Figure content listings
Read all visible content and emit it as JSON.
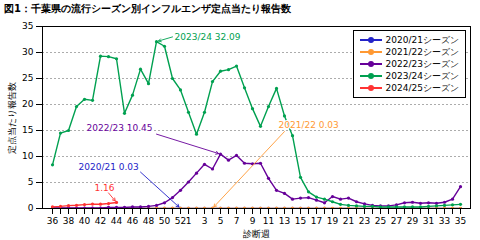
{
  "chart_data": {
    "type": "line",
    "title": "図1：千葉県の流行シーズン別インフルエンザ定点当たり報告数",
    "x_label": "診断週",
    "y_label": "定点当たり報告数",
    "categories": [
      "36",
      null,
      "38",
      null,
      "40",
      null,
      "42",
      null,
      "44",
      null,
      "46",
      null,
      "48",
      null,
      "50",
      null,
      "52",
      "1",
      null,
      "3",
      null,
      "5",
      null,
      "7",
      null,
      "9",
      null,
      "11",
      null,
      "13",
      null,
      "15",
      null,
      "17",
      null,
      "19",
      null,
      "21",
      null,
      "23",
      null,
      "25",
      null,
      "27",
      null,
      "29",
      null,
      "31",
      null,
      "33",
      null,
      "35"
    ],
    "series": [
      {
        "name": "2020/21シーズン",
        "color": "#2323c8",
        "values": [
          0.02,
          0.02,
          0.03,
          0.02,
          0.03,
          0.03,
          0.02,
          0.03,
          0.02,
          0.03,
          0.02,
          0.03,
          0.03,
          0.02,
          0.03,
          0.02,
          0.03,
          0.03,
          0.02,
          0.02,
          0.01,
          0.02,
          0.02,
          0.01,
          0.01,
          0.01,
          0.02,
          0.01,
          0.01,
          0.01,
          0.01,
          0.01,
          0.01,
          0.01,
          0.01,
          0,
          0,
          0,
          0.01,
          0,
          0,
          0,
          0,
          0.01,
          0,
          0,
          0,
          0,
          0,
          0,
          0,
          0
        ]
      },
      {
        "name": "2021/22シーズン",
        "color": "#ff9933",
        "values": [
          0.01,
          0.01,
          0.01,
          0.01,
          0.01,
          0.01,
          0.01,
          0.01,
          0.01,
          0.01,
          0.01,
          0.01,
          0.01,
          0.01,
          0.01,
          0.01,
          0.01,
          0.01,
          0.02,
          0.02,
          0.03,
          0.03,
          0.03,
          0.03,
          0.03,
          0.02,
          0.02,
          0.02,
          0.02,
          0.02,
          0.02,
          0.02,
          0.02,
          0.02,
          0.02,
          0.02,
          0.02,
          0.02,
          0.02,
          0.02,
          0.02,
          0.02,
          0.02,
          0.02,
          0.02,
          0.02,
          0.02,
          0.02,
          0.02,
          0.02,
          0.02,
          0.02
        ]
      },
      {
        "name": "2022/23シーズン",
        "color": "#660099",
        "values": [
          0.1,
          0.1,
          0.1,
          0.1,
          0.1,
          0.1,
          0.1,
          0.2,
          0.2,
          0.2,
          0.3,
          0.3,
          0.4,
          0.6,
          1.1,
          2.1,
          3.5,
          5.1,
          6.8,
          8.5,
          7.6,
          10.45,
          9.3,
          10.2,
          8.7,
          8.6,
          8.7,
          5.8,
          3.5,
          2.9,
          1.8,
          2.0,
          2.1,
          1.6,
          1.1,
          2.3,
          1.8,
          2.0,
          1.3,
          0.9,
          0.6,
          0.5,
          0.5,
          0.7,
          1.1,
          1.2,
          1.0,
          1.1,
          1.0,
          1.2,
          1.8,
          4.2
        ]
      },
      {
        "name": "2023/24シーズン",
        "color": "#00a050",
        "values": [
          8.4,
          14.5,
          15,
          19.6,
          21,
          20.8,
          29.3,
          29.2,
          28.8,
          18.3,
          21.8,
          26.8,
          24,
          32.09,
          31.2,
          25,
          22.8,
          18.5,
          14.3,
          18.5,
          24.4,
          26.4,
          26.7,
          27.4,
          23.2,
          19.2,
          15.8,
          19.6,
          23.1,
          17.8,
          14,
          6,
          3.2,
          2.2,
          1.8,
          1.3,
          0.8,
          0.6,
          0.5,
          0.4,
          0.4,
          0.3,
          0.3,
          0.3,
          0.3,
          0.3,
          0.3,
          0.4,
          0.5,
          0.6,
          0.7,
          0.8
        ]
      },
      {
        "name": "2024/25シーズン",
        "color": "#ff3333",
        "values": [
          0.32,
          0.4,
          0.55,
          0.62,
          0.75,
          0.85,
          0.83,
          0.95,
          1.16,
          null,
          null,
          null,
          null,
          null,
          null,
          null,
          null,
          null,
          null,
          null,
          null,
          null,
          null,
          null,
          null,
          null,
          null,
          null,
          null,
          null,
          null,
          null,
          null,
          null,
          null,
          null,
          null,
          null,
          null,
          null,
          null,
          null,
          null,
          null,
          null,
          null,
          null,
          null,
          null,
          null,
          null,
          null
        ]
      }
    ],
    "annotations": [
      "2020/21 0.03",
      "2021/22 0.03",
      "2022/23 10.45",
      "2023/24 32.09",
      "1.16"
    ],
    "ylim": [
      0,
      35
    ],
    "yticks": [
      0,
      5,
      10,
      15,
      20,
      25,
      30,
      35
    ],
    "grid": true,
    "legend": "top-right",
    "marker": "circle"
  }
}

---

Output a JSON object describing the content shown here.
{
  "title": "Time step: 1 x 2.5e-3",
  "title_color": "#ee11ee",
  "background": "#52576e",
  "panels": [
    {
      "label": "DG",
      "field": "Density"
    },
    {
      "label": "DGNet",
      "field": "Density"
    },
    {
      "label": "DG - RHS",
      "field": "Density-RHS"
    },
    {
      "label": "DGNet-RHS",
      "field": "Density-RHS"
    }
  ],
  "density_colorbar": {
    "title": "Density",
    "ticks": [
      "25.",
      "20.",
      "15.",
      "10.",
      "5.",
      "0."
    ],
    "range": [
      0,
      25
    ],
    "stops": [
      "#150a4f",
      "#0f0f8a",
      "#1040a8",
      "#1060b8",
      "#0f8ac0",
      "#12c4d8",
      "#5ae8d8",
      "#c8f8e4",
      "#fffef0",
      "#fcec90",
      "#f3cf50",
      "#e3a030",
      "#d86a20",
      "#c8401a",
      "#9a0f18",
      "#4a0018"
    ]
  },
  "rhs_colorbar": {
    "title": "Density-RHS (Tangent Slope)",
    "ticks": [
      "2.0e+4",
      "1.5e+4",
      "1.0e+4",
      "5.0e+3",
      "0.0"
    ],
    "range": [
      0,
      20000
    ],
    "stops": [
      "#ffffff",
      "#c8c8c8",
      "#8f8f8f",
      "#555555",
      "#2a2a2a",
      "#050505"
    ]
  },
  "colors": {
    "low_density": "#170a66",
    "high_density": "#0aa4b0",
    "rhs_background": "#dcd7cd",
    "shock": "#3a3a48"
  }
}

__EXERCISE DIRECTIONS__.
Copy out the lines in which the string "JSON" appears.

__THE REPLY__.
Read all visible content and emit it as JSON.
Output a JSON object describing the content shown here.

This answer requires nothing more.